__What to produce__.
Your task is to print all of the material verbatim.
--- start ---
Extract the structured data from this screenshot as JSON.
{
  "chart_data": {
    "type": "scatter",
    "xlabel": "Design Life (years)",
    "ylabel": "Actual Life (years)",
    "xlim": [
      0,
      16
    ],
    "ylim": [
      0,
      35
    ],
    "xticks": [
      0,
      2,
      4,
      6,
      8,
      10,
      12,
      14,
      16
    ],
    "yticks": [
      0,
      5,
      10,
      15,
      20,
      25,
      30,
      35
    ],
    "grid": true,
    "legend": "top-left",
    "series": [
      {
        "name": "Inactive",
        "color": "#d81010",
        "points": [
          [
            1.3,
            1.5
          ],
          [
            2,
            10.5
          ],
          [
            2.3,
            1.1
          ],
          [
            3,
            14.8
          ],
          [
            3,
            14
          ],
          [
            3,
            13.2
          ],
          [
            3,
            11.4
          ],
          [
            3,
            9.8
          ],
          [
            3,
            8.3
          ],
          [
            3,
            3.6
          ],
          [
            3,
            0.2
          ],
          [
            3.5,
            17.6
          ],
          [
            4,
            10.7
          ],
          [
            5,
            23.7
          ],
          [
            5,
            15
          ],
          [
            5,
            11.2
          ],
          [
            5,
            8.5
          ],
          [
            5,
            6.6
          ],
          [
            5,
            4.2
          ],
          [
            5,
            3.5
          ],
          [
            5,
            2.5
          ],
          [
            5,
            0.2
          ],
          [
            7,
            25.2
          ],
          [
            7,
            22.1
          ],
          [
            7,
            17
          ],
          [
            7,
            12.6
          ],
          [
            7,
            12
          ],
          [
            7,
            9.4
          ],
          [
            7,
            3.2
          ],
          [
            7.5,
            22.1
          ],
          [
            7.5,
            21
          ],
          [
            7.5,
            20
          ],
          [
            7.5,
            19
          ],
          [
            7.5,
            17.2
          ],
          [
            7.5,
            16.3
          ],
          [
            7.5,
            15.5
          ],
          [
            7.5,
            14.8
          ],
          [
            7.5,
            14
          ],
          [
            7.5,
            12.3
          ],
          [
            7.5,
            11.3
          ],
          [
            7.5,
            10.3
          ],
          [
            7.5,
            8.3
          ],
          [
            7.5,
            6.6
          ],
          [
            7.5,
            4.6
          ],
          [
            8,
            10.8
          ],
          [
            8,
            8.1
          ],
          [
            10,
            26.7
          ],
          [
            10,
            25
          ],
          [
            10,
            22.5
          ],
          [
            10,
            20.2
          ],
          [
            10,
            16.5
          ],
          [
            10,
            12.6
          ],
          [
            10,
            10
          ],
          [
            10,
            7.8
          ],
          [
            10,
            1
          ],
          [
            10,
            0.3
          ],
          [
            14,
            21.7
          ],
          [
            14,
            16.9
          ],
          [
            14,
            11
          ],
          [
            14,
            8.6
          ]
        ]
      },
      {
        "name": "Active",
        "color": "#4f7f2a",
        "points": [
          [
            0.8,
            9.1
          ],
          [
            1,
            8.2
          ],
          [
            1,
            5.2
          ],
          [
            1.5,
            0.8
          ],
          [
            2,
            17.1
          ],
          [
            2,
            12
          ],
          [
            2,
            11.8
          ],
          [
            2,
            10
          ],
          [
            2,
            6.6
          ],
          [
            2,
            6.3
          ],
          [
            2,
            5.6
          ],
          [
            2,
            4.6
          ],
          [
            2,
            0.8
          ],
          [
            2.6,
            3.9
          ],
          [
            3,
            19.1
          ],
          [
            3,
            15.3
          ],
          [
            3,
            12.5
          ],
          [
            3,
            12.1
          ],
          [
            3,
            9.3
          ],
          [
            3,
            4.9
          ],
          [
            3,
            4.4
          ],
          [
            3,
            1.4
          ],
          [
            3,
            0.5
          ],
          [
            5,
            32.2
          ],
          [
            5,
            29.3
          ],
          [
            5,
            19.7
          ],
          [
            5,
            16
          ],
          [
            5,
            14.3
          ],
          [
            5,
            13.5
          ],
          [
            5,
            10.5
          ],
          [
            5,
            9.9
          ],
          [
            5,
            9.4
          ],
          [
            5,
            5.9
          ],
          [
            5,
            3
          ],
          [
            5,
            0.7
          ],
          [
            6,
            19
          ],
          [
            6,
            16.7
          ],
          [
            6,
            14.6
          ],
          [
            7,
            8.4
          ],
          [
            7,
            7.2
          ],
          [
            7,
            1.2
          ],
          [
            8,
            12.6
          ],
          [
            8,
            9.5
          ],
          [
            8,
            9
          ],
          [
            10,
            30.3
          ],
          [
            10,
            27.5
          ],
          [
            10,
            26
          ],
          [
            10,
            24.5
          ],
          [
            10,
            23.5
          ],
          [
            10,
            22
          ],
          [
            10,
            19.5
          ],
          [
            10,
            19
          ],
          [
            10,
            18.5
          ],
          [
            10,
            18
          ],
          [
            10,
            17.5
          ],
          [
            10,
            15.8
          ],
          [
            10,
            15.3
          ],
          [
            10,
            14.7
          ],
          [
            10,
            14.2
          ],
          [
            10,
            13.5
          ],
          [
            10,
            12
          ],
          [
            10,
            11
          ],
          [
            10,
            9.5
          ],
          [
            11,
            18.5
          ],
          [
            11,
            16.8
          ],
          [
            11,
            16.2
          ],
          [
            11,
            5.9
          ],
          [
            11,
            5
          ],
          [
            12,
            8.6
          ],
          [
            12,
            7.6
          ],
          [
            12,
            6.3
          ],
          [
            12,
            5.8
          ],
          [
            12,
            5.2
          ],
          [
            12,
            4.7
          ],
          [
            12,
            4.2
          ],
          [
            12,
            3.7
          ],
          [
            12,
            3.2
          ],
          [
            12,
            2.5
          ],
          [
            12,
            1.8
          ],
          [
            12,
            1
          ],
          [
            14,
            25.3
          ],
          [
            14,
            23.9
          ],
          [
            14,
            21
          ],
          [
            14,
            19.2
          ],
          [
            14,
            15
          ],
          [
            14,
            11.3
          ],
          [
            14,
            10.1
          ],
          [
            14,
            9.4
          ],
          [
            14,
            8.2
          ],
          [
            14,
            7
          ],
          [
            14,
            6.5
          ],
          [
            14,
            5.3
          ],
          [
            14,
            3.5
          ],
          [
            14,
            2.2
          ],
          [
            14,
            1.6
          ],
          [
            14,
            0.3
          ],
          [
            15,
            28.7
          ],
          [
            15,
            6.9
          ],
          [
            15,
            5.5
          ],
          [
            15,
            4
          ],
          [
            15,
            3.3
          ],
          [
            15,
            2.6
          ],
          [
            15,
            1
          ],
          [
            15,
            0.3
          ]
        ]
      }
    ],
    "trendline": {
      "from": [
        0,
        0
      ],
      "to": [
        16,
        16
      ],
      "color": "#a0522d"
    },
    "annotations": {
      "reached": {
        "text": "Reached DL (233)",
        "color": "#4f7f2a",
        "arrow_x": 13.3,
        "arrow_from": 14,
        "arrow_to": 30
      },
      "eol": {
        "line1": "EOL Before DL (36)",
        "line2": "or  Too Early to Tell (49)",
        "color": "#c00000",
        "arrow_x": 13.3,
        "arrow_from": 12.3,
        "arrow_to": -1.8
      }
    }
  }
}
--- end ---
__Task response__.
Extract the structured data from this screenshot as JSON.
{
  "chart_data": {
    "type": "scatter",
    "xlabel": "Design Life (years)",
    "ylabel": "Actual Life (years)",
    "xlim": [
      0,
      16
    ],
    "ylim": [
      0,
      35
    ],
    "xticks": [
      0,
      2,
      4,
      6,
      8,
      10,
      12,
      14,
      16
    ],
    "yticks": [
      0,
      5,
      10,
      15,
      20,
      25,
      30,
      35
    ],
    "grid": true,
    "legend": "top-left",
    "series": [
      {
        "name": "Inactive",
        "color": "#d81010",
        "points": [
          [
            1.3,
            1.5
          ],
          [
            2,
            10.5
          ],
          [
            2.3,
            1.1
          ],
          [
            3,
            14.8
          ],
          [
            3,
            14
          ],
          [
            3,
            13.2
          ],
          [
            3,
            11.4
          ],
          [
            3,
            9.8
          ],
          [
            3,
            8.3
          ],
          [
            3,
            3.6
          ],
          [
            3,
            0.2
          ],
          [
            3.5,
            17.6
          ],
          [
            4,
            10.7
          ],
          [
            5,
            23.7
          ],
          [
            5,
            15
          ],
          [
            5,
            11.2
          ],
          [
            5,
            8.5
          ],
          [
            5,
            6.6
          ],
          [
            5,
            4.2
          ],
          [
            5,
            3.5
          ],
          [
            5,
            2.5
          ],
          [
            5,
            0.2
          ],
          [
            7,
            25.2
          ],
          [
            7,
            22.1
          ],
          [
            7,
            17
          ],
          [
            7,
            12.6
          ],
          [
            7,
            12
          ],
          [
            7,
            9.4
          ],
          [
            7,
            3.2
          ],
          [
            7.5,
            22.1
          ],
          [
            7.5,
            21
          ],
          [
            7.5,
            20
          ],
          [
            7.5,
            19
          ],
          [
            7.5,
            17.2
          ],
          [
            7.5,
            16.3
          ],
          [
            7.5,
            15.5
          ],
          [
            7.5,
            14.8
          ],
          [
            7.5,
            14
          ],
          [
            7.5,
            12.3
          ],
          [
            7.5,
            11.3
          ],
          [
            7.5,
            10.3
          ],
          [
            7.5,
            8.3
          ],
          [
            7.5,
            6.6
          ],
          [
            7.5,
            4.6
          ],
          [
            8,
            10.8
          ],
          [
            8,
            8.1
          ],
          [
            10,
            26.7
          ],
          [
            10,
            25
          ],
          [
            10,
            22.5
          ],
          [
            10,
            20.2
          ],
          [
            10,
            16.5
          ],
          [
            10,
            12.6
          ],
          [
            10,
            10
          ],
          [
            10,
            7.8
          ],
          [
            10,
            1
          ],
          [
            10,
            0.3
          ],
          [
            14,
            21.7
          ],
          [
            14,
            16.9
          ],
          [
            14,
            11
          ],
          [
            14,
            8.6
          ]
        ]
      },
      {
        "name": "Active",
        "color": "#4f7f2a",
        "points": [
          [
            0.8,
            9.1
          ],
          [
            1,
            8.2
          ],
          [
            1,
            5.2
          ],
          [
            1.5,
            0.8
          ],
          [
            2,
            17.1
          ],
          [
            2,
            12
          ],
          [
            2,
            11.8
          ],
          [
            2,
            10
          ],
          [
            2,
            6.6
          ],
          [
            2,
            6.3
          ],
          [
            2,
            5.6
          ],
          [
            2,
            4.6
          ],
          [
            2,
            0.8
          ],
          [
            2.6,
            3.9
          ],
          [
            3,
            19.1
          ],
          [
            3,
            15.3
          ],
          [
            3,
            12.5
          ],
          [
            3,
            12.1
          ],
          [
            3,
            9.3
          ],
          [
            3,
            4.9
          ],
          [
            3,
            4.4
          ],
          [
            3,
            1.4
          ],
          [
            3,
            0.5
          ],
          [
            5,
            32.2
          ],
          [
            5,
            29.3
          ],
          [
            5,
            19.7
          ],
          [
            5,
            16
          ],
          [
            5,
            14.3
          ],
          [
            5,
            13.5
          ],
          [
            5,
            10.5
          ],
          [
            5,
            9.9
          ],
          [
            5,
            9.4
          ],
          [
            5,
            5.9
          ],
          [
            5,
            3
          ],
          [
            5,
            0.7
          ],
          [
            6,
            19
          ],
          [
            6,
            16.7
          ],
          [
            6,
            14.6
          ],
          [
            7,
            8.4
          ],
          [
            7,
            7.2
          ],
          [
            7,
            1.2
          ],
          [
            8,
            12.6
          ],
          [
            8,
            9.5
          ],
          [
            8,
            9
          ],
          [
            10,
            30.3
          ],
          [
            10,
            27.5
          ],
          [
            10,
            26
          ],
          [
            10,
            24.5
          ],
          [
            10,
            23.5
          ],
          [
            10,
            22
          ],
          [
            10,
            19.5
          ],
          [
            10,
            19
          ],
          [
            10,
            18.5
          ],
          [
            10,
            18
          ],
          [
            10,
            17.5
          ],
          [
            10,
            15.8
          ],
          [
            10,
            15.3
          ],
          [
            10,
            14.7
          ],
          [
            10,
            14.2
          ],
          [
            10,
            13.5
          ],
          [
            10,
            12
          ],
          [
            10,
            11
          ],
          [
            10,
            9.5
          ],
          [
            11,
            18.5
          ],
          [
            11,
            16.8
          ],
          [
            11,
            16.2
          ],
          [
            11,
            5.9
          ],
          [
            11,
            5
          ],
          [
            12,
            8.6
          ],
          [
            12,
            7.6
          ],
          [
            12,
            6.3
          ],
          [
            12,
            5.8
          ],
          [
            12,
            5.2
          ],
          [
            12,
            4.7
          ],
          [
            12,
            4.2
          ],
          [
            12,
            3.7
          ],
          [
            12,
            3.2
          ],
          [
            12,
            2.5
          ],
          [
            12,
            1.8
          ],
          [
            12,
            1
          ],
          [
            14,
            25.3
          ],
          [
            14,
            23.9
          ],
          [
            14,
            21
          ],
          [
            14,
            19.2
          ],
          [
            14,
            15
          ],
          [
            14,
            11.3
          ],
          [
            14,
            10.1
          ],
          [
            14,
            9.4
          ],
          [
            14,
            8.2
          ],
          [
            14,
            7
          ],
          [
            14,
            6.5
          ],
          [
            14,
            5.3
          ],
          [
            14,
            3.5
          ],
          [
            14,
            2.2
          ],
          [
            14,
            1.6
          ],
          [
            14,
            0.3
          ],
          [
            15,
            28.7
          ],
          [
            15,
            6.9
          ],
          [
            15,
            5.5
          ],
          [
            15,
            4
          ],
          [
            15,
            3.3
          ],
          [
            15,
            2.6
          ],
          [
            15,
            1
          ],
          [
            15,
            0.3
          ]
        ]
      }
    ],
    "trendline": {
      "from": [
        0,
        0
      ],
      "to": [
        16,
        16
      ],
      "color": "#a0522d"
    },
    "annotations": {
      "reached": {
        "text": "Reached DL (233)",
        "color": "#4f7f2a",
        "arrow_x": 13.3,
        "arrow_from": 14,
        "arrow_to": 30
      },
      "eol": {
        "line1": "EOL Before DL (36)",
        "line2": "or  Too Early to Tell (49)",
        "color": "#c00000",
        "arrow_x": 13.3,
        "arrow_from": 12.3,
        "arrow_to": -1.8
      }
    }
  }
}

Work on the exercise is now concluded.